**DIRECTION:** Copy out every one of the following lines word for word, with nothing changed.

**SOURCE MATERIAL:**
★ ★ ★ ★ ★

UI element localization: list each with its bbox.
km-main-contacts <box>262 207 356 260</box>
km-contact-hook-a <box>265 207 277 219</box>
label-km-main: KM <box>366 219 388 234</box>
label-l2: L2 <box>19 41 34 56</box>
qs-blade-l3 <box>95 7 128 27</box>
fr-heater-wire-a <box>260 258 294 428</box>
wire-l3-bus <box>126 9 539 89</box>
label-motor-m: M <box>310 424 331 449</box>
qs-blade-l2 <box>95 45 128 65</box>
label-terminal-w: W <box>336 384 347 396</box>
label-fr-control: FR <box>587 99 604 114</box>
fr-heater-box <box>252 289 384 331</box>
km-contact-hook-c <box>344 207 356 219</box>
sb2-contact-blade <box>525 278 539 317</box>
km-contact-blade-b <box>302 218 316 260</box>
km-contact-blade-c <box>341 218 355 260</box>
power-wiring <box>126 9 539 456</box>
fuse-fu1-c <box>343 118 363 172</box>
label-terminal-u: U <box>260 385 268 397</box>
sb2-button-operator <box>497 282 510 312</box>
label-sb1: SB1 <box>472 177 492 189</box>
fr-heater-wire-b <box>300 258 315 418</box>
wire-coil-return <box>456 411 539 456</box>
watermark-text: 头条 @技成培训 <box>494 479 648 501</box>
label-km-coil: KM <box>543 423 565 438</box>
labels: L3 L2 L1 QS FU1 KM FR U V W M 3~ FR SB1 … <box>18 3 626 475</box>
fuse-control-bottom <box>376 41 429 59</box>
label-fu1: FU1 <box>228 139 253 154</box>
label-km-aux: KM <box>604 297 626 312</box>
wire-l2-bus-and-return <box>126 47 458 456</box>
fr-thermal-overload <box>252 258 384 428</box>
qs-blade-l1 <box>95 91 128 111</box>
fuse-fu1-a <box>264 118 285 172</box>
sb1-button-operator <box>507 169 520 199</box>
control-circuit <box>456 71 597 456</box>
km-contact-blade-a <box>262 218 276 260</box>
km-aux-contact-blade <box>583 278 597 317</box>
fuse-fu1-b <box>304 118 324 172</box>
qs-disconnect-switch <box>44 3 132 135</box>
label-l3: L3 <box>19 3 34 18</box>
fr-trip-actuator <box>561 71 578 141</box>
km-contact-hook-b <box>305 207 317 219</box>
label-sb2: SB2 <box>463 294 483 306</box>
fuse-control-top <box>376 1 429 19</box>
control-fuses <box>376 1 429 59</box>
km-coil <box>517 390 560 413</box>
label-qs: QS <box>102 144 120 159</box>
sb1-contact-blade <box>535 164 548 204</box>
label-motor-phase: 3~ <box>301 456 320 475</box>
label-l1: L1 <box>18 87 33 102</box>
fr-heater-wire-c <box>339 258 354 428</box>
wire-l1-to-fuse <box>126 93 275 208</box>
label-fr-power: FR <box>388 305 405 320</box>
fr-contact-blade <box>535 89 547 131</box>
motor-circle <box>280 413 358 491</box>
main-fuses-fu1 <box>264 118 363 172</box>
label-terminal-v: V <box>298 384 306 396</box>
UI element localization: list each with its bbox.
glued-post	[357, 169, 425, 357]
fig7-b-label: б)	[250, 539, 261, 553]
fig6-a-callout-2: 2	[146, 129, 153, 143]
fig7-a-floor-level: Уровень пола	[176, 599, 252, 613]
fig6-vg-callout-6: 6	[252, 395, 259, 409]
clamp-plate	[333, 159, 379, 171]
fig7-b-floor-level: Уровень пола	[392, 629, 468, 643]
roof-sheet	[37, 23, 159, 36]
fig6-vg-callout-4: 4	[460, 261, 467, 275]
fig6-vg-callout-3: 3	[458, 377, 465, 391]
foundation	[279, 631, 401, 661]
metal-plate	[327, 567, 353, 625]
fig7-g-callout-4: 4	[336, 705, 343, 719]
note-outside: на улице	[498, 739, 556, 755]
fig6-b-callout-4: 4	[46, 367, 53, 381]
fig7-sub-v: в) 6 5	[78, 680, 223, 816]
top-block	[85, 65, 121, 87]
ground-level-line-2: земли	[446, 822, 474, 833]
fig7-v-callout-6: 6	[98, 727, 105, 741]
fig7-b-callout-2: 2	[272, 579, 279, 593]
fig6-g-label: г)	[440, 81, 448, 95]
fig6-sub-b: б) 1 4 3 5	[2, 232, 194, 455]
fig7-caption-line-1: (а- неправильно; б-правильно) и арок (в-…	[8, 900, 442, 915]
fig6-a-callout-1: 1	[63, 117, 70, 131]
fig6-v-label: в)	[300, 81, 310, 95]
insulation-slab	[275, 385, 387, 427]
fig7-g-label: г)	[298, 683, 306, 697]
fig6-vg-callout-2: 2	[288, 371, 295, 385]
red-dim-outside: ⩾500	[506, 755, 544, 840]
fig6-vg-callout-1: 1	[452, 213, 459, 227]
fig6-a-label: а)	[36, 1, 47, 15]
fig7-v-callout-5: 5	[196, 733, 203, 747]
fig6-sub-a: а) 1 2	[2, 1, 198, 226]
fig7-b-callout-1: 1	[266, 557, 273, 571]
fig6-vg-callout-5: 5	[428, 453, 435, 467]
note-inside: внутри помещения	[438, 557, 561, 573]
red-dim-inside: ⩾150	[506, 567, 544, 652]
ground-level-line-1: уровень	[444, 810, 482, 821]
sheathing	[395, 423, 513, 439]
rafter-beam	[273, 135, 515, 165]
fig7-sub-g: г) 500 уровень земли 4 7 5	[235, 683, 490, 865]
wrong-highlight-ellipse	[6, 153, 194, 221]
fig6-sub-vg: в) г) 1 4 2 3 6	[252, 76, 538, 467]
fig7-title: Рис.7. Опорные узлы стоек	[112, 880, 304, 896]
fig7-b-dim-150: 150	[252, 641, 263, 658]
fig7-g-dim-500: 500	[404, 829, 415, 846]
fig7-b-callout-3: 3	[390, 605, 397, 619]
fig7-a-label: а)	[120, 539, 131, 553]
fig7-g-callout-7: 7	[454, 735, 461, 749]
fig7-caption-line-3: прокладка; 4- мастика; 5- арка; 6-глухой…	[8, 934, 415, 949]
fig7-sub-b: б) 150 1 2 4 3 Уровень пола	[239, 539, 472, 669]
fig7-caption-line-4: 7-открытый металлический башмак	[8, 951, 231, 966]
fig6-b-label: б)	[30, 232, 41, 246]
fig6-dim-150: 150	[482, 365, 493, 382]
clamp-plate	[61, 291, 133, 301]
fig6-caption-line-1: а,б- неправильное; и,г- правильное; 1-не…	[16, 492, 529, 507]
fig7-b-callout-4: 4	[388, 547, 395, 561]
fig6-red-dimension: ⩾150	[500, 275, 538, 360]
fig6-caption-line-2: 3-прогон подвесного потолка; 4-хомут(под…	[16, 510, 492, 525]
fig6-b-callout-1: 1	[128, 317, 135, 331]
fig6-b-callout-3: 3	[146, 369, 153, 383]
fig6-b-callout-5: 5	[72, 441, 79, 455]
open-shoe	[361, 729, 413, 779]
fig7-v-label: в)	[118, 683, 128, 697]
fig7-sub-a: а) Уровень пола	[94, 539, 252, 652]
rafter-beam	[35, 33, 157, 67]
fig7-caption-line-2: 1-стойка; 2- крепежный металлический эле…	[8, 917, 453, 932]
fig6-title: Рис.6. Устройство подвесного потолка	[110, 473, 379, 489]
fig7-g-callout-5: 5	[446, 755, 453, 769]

★ ★ ★ ★ ★

**REPLY:**
UI element localization: list each with its bbox.
km-main-contacts <box>262 207 356 260</box>
km-contact-hook-a <box>265 207 277 219</box>
label-km-main: KM <box>366 219 388 234</box>
label-l2: L2 <box>19 41 34 56</box>
qs-blade-l3 <box>95 7 128 27</box>
fr-heater-wire-a <box>260 258 294 428</box>
wire-l3-bus <box>126 9 539 89</box>
label-motor-m: M <box>310 424 331 449</box>
qs-blade-l2 <box>95 45 128 65</box>
label-terminal-w: W <box>336 384 347 396</box>
label-fr-control: FR <box>587 99 604 114</box>
fr-heater-box <box>252 289 384 331</box>
km-contact-hook-c <box>344 207 356 219</box>
sb2-contact-blade <box>525 278 539 317</box>
km-contact-blade-b <box>302 218 316 260</box>
km-contact-blade-c <box>341 218 355 260</box>
power-wiring <box>126 9 539 456</box>
fuse-fu1-c <box>343 118 363 172</box>
label-terminal-u: U <box>260 385 268 397</box>
sb2-button-operator <box>497 282 510 312</box>
label-sb1: SB1 <box>472 177 492 189</box>
fr-heater-wire-b <box>300 258 315 418</box>
wire-coil-return <box>456 411 539 456</box>
watermark-text: 头条 @技成培训 <box>494 479 648 501</box>
label-km-coil: KM <box>543 423 565 438</box>
labels: L3 L2 L1 QS FU1 KM FR U V W M 3~ FR SB1 … <box>18 3 626 475</box>
fuse-control-bottom <box>376 41 429 59</box>
label-fu1: FU1 <box>228 139 253 154</box>
label-km-aux: KM <box>604 297 626 312</box>
wire-l2-bus-and-return <box>126 47 458 456</box>
fr-thermal-overload <box>252 258 384 428</box>
qs-blade-l1 <box>95 91 128 111</box>
fuse-fu1-a <box>264 118 285 172</box>
sb1-button-operator <box>507 169 520 199</box>
control-circuit <box>456 71 597 456</box>
km-contact-blade-a <box>262 218 276 260</box>
km-aux-contact-blade <box>583 278 597 317</box>
fuse-fu1-b <box>304 118 324 172</box>
qs-disconnect-switch <box>44 3 132 135</box>
label-l3: L3 <box>19 3 34 18</box>
fr-trip-actuator <box>561 71 578 141</box>
km-contact-hook-b <box>305 207 317 219</box>
label-sb2: SB2 <box>463 294 483 306</box>
fuse-control-top <box>376 1 429 19</box>
control-fuses <box>376 1 429 59</box>
km-coil <box>517 390 560 413</box>
label-qs: QS <box>102 144 120 159</box>
sb1-contact-blade <box>535 164 548 204</box>
label-motor-phase: 3~ <box>301 456 320 475</box>
label-l1: L1 <box>18 87 33 102</box>
fr-heater-wire-c <box>339 258 354 428</box>
wire-l1-to-fuse <box>126 93 275 208</box>
label-fr-power: FR <box>388 305 405 320</box>
fr-contact-blade <box>535 89 547 131</box>
motor-circle <box>280 413 358 491</box>
main-fuses-fu1 <box>264 118 363 172</box>
label-terminal-v: V <box>298 384 306 396</box>
UI element localization: list each with its bbox.
glued-post	[357, 169, 425, 357]
fig7-b-label: б)	[250, 539, 261, 553]
fig6-a-callout-2: 2	[146, 129, 153, 143]
fig7-a-floor-level: Уровень пола	[176, 599, 252, 613]
fig6-vg-callout-6: 6	[252, 395, 259, 409]
clamp-plate	[333, 159, 379, 171]
fig7-b-floor-level: Уровень пола	[392, 629, 468, 643]
roof-sheet	[37, 23, 159, 36]
fig6-vg-callout-4: 4	[460, 261, 467, 275]
fig6-vg-callout-3: 3	[458, 377, 465, 391]
foundation	[279, 631, 401, 661]
metal-plate	[327, 567, 353, 625]
fig7-g-callout-4: 4	[336, 705, 343, 719]
note-outside: на улице	[498, 739, 556, 755]
fig6-b-callout-4: 4	[46, 367, 53, 381]
fig7-sub-v: в) 6 5	[78, 680, 223, 816]
top-block	[85, 65, 121, 87]
ground-level-line-2: земли	[446, 822, 474, 833]
fig7-v-callout-6: 6	[98, 727, 105, 741]
fig7-b-callout-2: 2	[272, 579, 279, 593]
fig6-g-label: г)	[440, 81, 448, 95]
fig6-sub-b: б) 1 4 3 5	[2, 232, 194, 455]
fig7-caption-line-1: (а- неправильно; б-правильно) и арок (в-…	[8, 900, 442, 915]
fig6-a-callout-1: 1	[63, 117, 70, 131]
fig6-v-label: в)	[300, 81, 310, 95]
insulation-slab	[275, 385, 387, 427]
fig7-g-label: г)	[298, 683, 306, 697]
fig6-vg-callout-2: 2	[288, 371, 295, 385]
red-dim-outside: ⩾500	[506, 755, 544, 840]
fig6-vg-callout-1: 1	[452, 213, 459, 227]
fig6-a-label: а)	[36, 1, 47, 15]
fig7-v-callout-5: 5	[196, 733, 203, 747]
fig6-sub-a: а) 1 2	[2, 1, 198, 226]
fig7-b-callout-1: 1	[266, 557, 273, 571]
fig6-vg-callout-5: 5	[428, 453, 435, 467]
note-inside: внутри помещения	[438, 557, 561, 573]
red-dim-inside: ⩾150	[506, 567, 544, 652]
ground-level-line-1: уровень	[444, 810, 482, 821]
sheathing	[395, 423, 513, 439]
rafter-beam	[273, 135, 515, 165]
fig7-sub-g: г) 500 уровень земли 4 7 5	[235, 683, 490, 865]
wrong-highlight-ellipse	[6, 153, 194, 221]
fig6-sub-vg: в) г) 1 4 2 3 6	[252, 76, 538, 467]
fig7-title: Рис.7. Опорные узлы стоек	[112, 880, 304, 896]
fig7-b-dim-150: 150	[252, 641, 263, 658]
fig7-g-dim-500: 500	[404, 829, 415, 846]
fig7-b-callout-3: 3	[390, 605, 397, 619]
fig7-a-label: а)	[120, 539, 131, 553]
fig7-g-callout-7: 7	[454, 735, 461, 749]
fig7-caption-line-3: прокладка; 4- мастика; 5- арка; 6-глухой…	[8, 934, 415, 949]
fig7-sub-b: б) 150 1 2 4 3 Уровень пола	[239, 539, 472, 669]
fig7-caption-line-4: 7-открытый металлический башмак	[8, 951, 231, 966]
fig6-b-label: б)	[30, 232, 41, 246]
fig6-dim-150: 150	[482, 365, 493, 382]
clamp-plate	[61, 291, 133, 301]
fig6-caption-line-1: а,б- неправильное; и,г- правильное; 1-не…	[16, 492, 529, 507]
fig7-b-callout-4: 4	[388, 547, 395, 561]
fig6-red-dimension: ⩾150	[500, 275, 538, 360]
fig6-caption-line-2: 3-прогон подвесного потолка; 4-хомут(под…	[16, 510, 492, 525]
fig6-b-callout-1: 1	[128, 317, 135, 331]
fig6-b-callout-3: 3	[146, 369, 153, 383]
fig6-b-callout-5: 5	[72, 441, 79, 455]
open-shoe	[361, 729, 413, 779]
fig7-v-label: в)	[118, 683, 128, 697]
fig7-sub-a: а) Уровень пола	[94, 539, 252, 652]
rafter-beam	[35, 33, 157, 67]
fig7-caption-line-2: 1-стойка; 2- крепежный металлический эле…	[8, 917, 453, 932]
fig6-title: Рис.6. Устройство подвесного потолка	[110, 473, 379, 489]
fig7-g-callout-5: 5	[446, 755, 453, 769]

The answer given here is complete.